## Encargo A
¿A quién está dedicado el texto sobre la extinción de la belleza?
## Encargo B
Prosigue el texto sobre la extinción de la belleza a partir del punto en que se detiene.

## Texto de estudio
* * * * * * * * *

La extinción de la belleza



Para Chus, mi librera de San Juan, que siempre descubrimos libros juntos.

Hasta las narices me hallo de tanto discursito bifaz. Feminazis y machistorros, comunistas y capitalistas, podemitas y fachitas, madridistas y culés… La caterva no cambia. ¿Acaso no saben hacer otra cosa que limitar toda su existencia a un puñado de consignas repetidas hasta la extenuación? ¡Qué discurso tan empobrecido, por dios! Estaría bien que no fuesen tan reduccionistas y se dedicaran a leer, a buscar lugares comunes y, sobre todo, a no soltar sapos y culebras por la boca, que ya empieza a ser muy evidente eso de “por el interés te quiero Andrés”.
Lo que yo me pregunto (con mucho fervor y devoción) es si todos los que pasan el día despotricando de unas cosas u otras en las redes, tienen también tiempo para detenerse a contemplar la belleza que les/nos rodea, o si, por el contrario, son incapaces de apreciarla por muy delante de las narices que se la coloquen. Lo digo porque tengo la ligera sensación de que están tan ensimismados en su parcela de rumiantes que no viven para otra cosa, algo demasiado peligroso, más todavía cuando los ánimos se empiezan a caldear.

* * * * * * * * *

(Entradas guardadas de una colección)

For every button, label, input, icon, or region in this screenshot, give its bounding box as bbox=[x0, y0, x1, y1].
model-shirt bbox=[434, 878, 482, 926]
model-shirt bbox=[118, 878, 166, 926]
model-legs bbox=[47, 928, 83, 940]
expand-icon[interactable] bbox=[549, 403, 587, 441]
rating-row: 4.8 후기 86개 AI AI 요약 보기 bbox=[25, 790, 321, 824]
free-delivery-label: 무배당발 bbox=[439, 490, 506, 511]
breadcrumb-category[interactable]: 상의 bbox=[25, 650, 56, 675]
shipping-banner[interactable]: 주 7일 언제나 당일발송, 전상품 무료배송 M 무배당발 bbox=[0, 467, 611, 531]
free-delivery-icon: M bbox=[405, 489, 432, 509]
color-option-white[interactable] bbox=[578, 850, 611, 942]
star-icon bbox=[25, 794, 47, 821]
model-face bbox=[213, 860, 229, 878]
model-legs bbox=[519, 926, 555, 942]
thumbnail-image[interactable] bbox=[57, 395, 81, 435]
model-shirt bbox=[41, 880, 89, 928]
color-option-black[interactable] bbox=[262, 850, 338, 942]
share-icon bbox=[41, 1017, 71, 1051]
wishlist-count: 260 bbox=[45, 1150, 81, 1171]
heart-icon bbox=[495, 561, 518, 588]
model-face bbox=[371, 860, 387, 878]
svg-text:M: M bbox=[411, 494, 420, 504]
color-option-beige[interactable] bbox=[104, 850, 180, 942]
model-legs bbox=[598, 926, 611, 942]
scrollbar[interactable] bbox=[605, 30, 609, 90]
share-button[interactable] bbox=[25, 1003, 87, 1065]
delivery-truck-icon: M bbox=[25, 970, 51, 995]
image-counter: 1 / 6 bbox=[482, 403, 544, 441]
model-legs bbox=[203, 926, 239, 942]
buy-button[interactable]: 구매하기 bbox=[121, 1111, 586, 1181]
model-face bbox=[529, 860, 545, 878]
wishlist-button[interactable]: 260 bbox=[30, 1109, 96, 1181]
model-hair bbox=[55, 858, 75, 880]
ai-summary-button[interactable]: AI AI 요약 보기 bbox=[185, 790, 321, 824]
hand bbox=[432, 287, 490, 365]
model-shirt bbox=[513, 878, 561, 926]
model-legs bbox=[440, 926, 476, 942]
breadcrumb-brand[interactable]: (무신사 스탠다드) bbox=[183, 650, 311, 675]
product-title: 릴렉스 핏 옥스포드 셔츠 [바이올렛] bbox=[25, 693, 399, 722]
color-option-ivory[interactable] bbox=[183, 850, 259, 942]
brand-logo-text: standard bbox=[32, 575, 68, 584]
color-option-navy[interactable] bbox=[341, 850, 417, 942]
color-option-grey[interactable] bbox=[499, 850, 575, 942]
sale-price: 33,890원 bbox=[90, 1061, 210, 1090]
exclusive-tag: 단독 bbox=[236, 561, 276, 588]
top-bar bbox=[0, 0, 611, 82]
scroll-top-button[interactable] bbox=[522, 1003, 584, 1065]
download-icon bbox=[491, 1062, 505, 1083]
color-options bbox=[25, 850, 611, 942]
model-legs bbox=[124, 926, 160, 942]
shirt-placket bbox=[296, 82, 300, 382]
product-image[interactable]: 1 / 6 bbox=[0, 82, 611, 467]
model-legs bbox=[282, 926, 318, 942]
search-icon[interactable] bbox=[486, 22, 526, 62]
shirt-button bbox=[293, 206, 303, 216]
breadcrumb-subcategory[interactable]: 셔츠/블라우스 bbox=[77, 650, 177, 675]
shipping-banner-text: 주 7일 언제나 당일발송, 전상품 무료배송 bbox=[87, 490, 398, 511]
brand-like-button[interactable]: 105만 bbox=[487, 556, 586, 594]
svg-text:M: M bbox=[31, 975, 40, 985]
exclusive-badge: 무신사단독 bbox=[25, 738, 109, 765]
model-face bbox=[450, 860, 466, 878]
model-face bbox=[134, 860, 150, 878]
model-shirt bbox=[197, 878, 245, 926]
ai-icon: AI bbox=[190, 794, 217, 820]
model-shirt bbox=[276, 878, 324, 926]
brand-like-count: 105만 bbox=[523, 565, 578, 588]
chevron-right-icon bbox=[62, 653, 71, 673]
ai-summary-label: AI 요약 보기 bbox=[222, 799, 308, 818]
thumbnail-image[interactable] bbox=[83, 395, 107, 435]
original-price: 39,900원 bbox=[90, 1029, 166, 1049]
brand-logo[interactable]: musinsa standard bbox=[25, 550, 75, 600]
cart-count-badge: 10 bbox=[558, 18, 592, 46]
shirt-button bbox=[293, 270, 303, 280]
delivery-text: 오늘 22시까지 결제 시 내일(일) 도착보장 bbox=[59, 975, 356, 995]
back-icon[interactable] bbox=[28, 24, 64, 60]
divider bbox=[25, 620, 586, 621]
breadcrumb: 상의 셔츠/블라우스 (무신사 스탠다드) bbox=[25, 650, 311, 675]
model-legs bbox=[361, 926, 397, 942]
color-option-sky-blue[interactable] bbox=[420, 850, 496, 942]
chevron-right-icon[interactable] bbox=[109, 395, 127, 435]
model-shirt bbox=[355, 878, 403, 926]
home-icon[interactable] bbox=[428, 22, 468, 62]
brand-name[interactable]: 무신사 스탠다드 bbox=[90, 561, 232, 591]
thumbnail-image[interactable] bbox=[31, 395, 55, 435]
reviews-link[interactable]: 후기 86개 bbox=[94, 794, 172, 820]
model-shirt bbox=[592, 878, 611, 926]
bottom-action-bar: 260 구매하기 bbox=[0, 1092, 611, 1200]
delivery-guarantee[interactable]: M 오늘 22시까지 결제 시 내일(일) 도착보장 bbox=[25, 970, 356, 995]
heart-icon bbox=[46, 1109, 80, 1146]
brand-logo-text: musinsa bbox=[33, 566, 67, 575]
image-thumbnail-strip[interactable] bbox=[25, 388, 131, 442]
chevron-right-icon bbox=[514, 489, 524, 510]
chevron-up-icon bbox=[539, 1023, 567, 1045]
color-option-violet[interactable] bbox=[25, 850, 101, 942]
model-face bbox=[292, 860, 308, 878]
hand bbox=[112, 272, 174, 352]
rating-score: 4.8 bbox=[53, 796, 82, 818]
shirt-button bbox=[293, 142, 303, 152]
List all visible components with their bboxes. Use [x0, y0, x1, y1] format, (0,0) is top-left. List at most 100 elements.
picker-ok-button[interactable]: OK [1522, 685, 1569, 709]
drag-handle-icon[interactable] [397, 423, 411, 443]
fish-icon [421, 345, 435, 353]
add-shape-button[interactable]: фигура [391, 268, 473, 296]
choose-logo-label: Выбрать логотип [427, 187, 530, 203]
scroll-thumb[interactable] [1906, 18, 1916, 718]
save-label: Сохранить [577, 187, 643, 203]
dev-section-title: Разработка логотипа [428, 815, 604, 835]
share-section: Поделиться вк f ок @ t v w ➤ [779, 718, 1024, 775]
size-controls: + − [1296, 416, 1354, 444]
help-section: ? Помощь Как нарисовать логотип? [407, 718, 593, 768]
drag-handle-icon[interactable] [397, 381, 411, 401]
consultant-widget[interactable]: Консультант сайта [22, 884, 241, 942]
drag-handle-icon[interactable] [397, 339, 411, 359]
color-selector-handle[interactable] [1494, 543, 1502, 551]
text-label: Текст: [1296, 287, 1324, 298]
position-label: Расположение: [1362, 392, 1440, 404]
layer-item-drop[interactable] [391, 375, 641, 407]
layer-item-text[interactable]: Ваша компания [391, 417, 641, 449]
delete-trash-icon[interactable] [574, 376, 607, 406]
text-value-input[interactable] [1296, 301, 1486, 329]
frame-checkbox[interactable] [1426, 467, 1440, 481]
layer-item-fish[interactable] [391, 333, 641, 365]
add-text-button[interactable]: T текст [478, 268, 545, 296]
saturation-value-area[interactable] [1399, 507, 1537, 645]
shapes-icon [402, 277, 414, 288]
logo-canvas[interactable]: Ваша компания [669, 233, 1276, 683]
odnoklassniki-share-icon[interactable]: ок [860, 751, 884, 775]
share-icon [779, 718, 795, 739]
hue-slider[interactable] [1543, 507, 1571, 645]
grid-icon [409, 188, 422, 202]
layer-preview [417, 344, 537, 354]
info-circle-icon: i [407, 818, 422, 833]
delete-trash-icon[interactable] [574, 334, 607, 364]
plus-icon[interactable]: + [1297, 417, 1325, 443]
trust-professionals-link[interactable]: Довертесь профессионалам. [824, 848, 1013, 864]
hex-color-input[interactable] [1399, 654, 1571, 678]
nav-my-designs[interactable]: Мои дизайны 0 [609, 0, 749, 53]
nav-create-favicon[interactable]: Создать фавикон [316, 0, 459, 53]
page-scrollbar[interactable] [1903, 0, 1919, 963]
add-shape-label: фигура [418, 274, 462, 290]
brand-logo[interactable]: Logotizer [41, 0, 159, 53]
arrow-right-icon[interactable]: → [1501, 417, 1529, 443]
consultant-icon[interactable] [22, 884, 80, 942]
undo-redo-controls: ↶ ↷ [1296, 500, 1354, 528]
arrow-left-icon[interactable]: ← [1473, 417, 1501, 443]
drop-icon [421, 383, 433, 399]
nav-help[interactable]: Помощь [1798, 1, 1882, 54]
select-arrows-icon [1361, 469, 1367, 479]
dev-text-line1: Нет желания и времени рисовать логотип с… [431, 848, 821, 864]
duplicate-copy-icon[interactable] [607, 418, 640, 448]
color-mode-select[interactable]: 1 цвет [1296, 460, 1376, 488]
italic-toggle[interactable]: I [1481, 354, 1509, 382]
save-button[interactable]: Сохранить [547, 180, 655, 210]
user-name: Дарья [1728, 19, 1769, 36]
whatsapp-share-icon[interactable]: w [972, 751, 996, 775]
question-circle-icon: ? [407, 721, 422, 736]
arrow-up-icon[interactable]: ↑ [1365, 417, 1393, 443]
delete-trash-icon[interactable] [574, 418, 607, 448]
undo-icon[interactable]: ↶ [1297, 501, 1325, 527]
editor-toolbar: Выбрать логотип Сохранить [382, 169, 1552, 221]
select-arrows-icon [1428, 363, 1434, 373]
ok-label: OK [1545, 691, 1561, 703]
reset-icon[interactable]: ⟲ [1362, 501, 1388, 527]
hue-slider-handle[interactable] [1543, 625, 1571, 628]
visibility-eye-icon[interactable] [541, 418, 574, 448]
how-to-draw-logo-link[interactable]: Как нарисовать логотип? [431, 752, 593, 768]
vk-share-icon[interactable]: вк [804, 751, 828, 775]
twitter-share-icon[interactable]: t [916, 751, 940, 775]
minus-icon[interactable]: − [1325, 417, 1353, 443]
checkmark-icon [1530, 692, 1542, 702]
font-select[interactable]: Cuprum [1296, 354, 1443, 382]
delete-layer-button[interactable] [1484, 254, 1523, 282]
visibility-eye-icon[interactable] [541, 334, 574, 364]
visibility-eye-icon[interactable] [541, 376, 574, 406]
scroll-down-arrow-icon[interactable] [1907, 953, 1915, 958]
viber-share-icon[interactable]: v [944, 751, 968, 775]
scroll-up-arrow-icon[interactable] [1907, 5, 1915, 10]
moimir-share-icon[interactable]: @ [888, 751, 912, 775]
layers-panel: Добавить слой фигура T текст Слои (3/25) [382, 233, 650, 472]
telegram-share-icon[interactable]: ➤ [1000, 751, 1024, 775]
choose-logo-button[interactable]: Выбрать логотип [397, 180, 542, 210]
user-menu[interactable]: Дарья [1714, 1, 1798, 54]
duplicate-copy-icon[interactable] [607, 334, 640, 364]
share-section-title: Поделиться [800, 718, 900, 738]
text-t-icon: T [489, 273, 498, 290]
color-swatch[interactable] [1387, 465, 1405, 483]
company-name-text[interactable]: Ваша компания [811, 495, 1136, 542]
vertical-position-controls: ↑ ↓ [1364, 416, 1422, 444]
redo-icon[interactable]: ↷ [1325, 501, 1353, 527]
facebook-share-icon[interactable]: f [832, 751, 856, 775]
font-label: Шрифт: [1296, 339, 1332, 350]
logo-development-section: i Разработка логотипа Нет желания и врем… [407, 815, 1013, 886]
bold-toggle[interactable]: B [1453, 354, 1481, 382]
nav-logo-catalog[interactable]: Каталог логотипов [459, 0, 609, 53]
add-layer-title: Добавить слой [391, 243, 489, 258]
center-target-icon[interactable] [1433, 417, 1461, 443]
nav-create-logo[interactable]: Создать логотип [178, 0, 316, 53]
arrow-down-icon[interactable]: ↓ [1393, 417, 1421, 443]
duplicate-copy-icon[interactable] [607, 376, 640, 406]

* * * * * * * * *

## Respuesta A
A Chus, su librera de San Juan.

## Respuesta B
Es evidente que cuando más te relames las comisuras, más difícil es distanciarte de la película y mirar hacia otro lado. Absortos. Así nos va... Con el coronavirus (Que extraño es todo, ¿verdad? Se me antoja (in)verosímil).,, Con lo del día de la mujer y las discrepancias de los ismos (¡Más madera! ¡Más madera!)... Con la nueva ley de educación y el nuevo código penal (todo es tan nuevo que suena a vintage)....



Me pongo a pensar en todo esto mientras recuerdo la puesta de sol desde el muelle de Brighton. Apoyados sobre la barandilla mirábamos el mar en calma y unos cuantos estorninos volaban cerca. A cada movimiento de la brisa marina, otros tantos se unían a la bandada. Danzaban cada vez más cerca. Bajaban y subían en su vuelo, viraban de repente su rumbo, como si de un dulce quiebro entre amantes se tratase. Por un instante me fijé alrededor: ya no éramos los únicos espectadores boquiabiertos. 
La multitud sonreía, nosotros mismos nos mirábamos dichosos. El día se detuvo en ese instante y sólo teníamos ojos para lo que algunos llamaban en inglés “starling murmuration”. Dejamos la mente en blanco y vimos como cientos de aves dibujaban formas caprichosas sobre el cielo, líneas fluidas que se expandían sobre el nublado horizonte. No pensábamos nada más, sólo volábamos con ellos.


Y entonces llega a mi mesa El día de las ballenas. Y siento como la historia sin palabras ideada por Cornelius, el colectivo de escritores formado por Davide Cali, Guido Sgardoli, Tommaso Perchivale, Pierdomenico Baccalaro y Davide Morosinotto, e ilustrada por Tommaso Carozzi tiene mucho que ver con esa destrucción de la belleza que un día tras otro llevamos a cabo en las redes sociales, en las aulas, en la barra del bar, o en el banco del parque. No hace falta cortarles las alas a los pájaros, envenenar los océanos o liarse a tiros. También extinguimos la belleza con nuestra palabras.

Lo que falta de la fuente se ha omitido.